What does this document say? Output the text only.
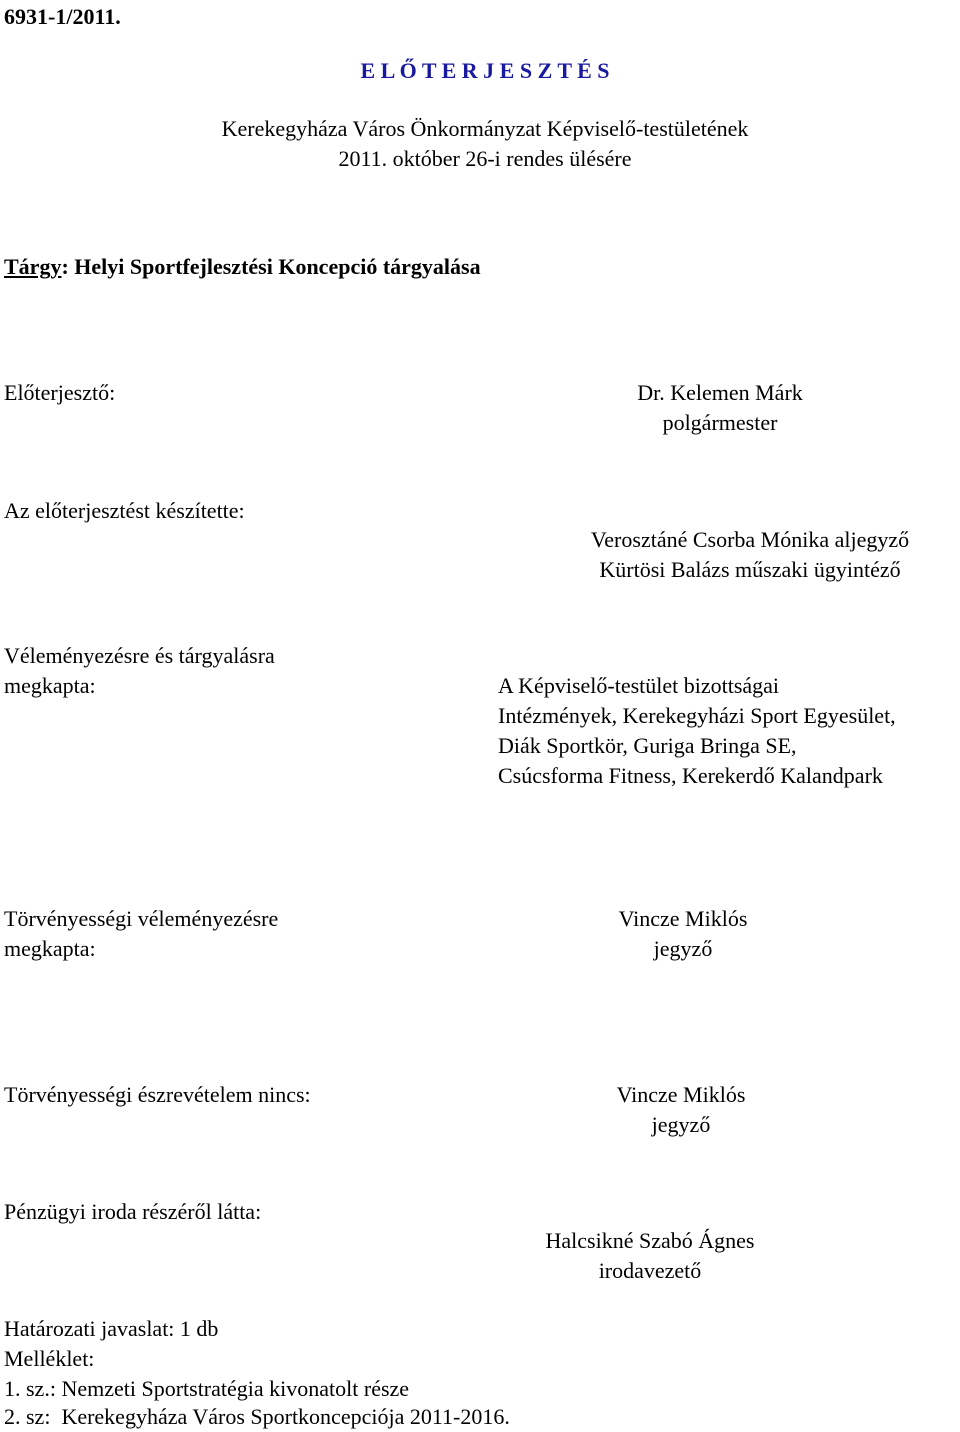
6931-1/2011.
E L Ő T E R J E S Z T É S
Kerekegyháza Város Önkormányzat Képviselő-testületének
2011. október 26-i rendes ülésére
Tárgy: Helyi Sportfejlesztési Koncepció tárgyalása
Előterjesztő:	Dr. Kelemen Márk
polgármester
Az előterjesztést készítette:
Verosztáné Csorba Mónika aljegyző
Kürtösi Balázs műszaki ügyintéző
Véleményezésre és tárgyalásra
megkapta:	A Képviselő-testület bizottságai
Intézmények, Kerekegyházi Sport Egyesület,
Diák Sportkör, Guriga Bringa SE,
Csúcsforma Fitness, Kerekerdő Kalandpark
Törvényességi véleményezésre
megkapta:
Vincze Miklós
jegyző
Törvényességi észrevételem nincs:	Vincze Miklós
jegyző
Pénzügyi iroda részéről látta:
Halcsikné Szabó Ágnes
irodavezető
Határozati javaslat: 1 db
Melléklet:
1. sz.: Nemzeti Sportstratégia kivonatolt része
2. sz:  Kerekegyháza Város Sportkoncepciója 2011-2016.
...
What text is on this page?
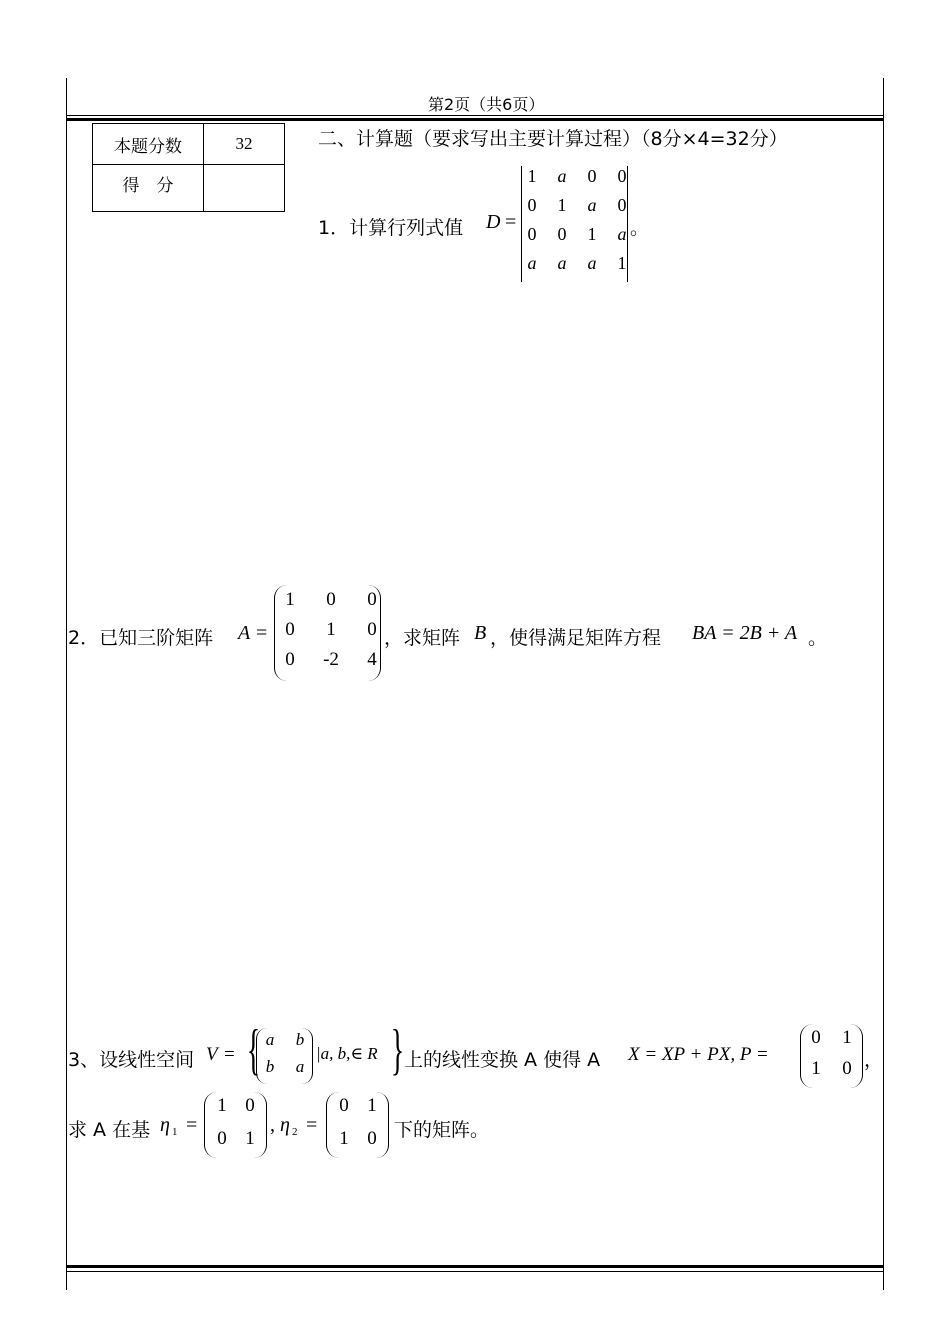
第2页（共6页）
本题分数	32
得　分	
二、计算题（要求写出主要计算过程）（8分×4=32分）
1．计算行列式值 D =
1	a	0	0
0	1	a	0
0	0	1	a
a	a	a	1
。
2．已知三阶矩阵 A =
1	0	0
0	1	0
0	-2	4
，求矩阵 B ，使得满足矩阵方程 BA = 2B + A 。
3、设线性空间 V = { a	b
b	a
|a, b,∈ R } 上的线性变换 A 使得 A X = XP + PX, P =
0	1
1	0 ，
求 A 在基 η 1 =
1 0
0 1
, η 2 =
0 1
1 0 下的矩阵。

*Stated task:*
Provide only the count of lines in the material above that hold the word "text".

*Result:*
2